▶ LISTED RECORDS:
== == ==
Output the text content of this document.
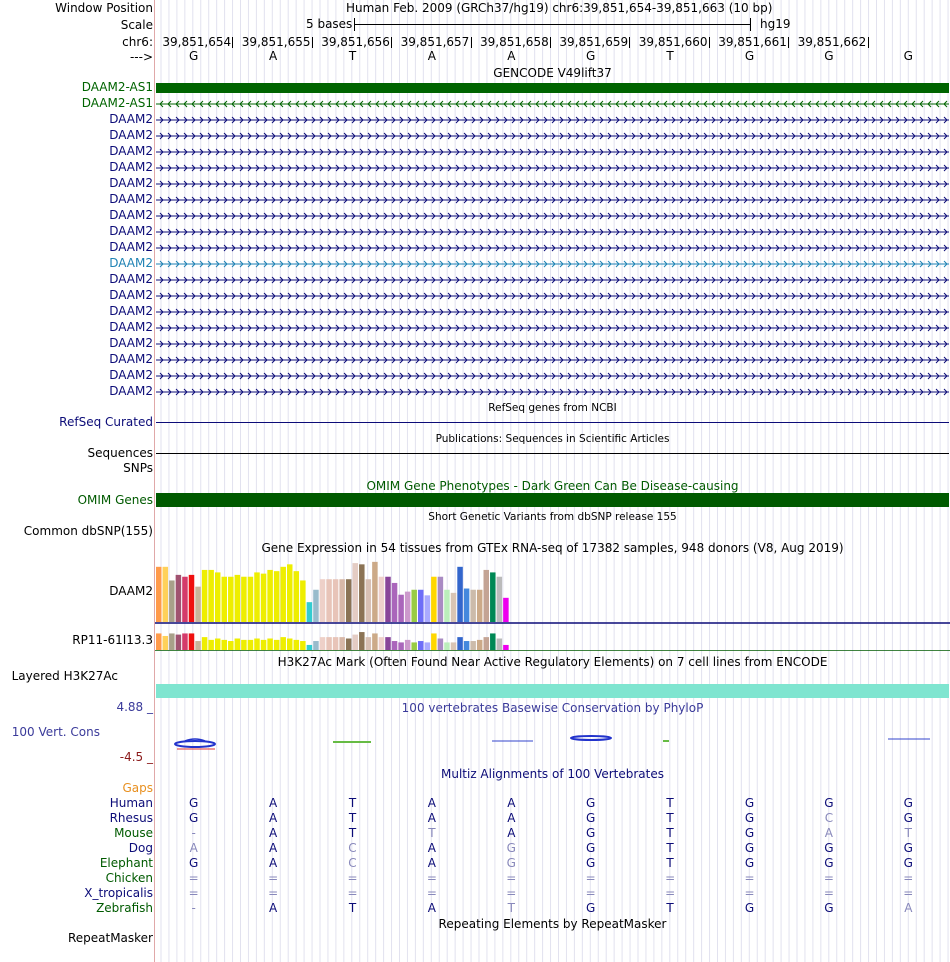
Window Position	Human Feb. 2009 (GRCh37/hg19) chr6:39,851,654-39,851,663 (10 bp)
Scale	5 bases	hg19
chr6: 39,851,654 39,851,655 39,851,656 39,851,657 39,851,658 39,851,659 39,851,660 39,851,661 39,851,662
--->	G	A	T	A	A	G	T	G	G	G
GENCODE V49lift37
DAAM2-AS1
DAAM2-AS1
DAAM2
DAAM2
DAAM2
DAAM2
DAAM2
DAAM2
DAAM2
DAAM2
DAAM2
DAAM2
DAAM2
DAAM2
DAAM2
DAAM2
DAAM2
DAAM2
DAAM2
DAAM2
RefSeq genes from NCBI
RefSeq Curated
Publications: Sequences in Scientific Articles
Sequences
SNPs
OMIM Gene Phenotypes - Dark Green Can Be Disease-causing
OMIM Genes
Short Genetic Variants from dbSNP release 155
Common dbSNP(155)
Gene Expression in 54 tissues from GTEx RNA-seq of 17382 samples, 948 donors (V8, Aug 2019)
DAAM2
RP11-61I13.3
H3K27Ac Mark (Often Found Near Active Regulatory Elements) on 7 cell lines from ENCODE
Layered H3K27Ac
4.88 _	100 vertebrates Basewise Conservation by PhyloP
100 Vert. Cons
-4.5 _
Multiz Alignments of 100 Vertebrates
Gaps
Human	G	A	T	A	A	G	T	G	G	G
Rhesus	G	A	T	A	A	G	T	G	C	G
Mouse	-	A	T	T	A	G	T	G	A	T
Dog	A	A	C	A	G	G	T	G	G	G
Elephant	G	A	C	A	G	G	T	G	G	G
Chicken	=	=	=	=	=	=	=	=	=	=
X_tropicalis	=	=	=	=	=	=	=	=	=	=
Zebrafish	-	A	T	A	T	G	T	G	G	A
Repeating Elements by RepeatMasker
RepeatMasker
== == ==
▶ TASK BRIEF:
Print every record exactly, without the pictures.

▶ EXPECTED ANSWER:
Output the text content of this document.
Window Position	Human Feb. 2009 (GRCh37/hg19) chr6:39,851,654-39,851,663 (10 bp)
Scale	5 bases	hg19
chr6: 39,851,654 39,851,655 39,851,656 39,851,657 39,851,658 39,851,659 39,851,660 39,851,661 39,851,662
--->	G	A	T	A	A	G	T	G	G	G
GENCODE V49lift37
DAAM2-AS1
DAAM2-AS1
DAAM2
DAAM2
DAAM2
DAAM2
DAAM2
DAAM2
DAAM2
DAAM2
DAAM2
DAAM2
DAAM2
DAAM2
DAAM2
DAAM2
DAAM2
DAAM2
DAAM2
DAAM2
RefSeq genes from NCBI
RefSeq Curated
Publications: Sequences in Scientific Articles
Sequences
SNPs
OMIM Gene Phenotypes - Dark Green Can Be Disease-causing
OMIM Genes
Short Genetic Variants from dbSNP release 155
Common dbSNP(155)
Gene Expression in 54 tissues from GTEx RNA-seq of 17382 samples, 948 donors (V8, Aug 2019)
DAAM2
RP11-61I13.3
H3K27Ac Mark (Often Found Near Active Regulatory Elements) on 7 cell lines from ENCODE
Layered H3K27Ac
4.88 _	100 vertebrates Basewise Conservation by PhyloP
100 Vert. Cons
-4.5 _
Multiz Alignments of 100 Vertebrates
Gaps
Human	G	A	T	A	A	G	T	G	G	G
Rhesus	G	A	T	A	A	G	T	G	C	G
Mouse	-	A	T	T	A	G	T	G	A	T
Dog	A	A	C	A	G	G	T	G	G	G
Elephant	G	A	C	A	G	G	T	G	G	G
Chicken	=	=	=	=	=	=	=	=	=	=
X_tropicalis	=	=	=	=	=	=	=	=	=	=
Zebrafish	-	A	T	A	T	G	T	G	G	A
Repeating Elements by RepeatMasker
RepeatMasker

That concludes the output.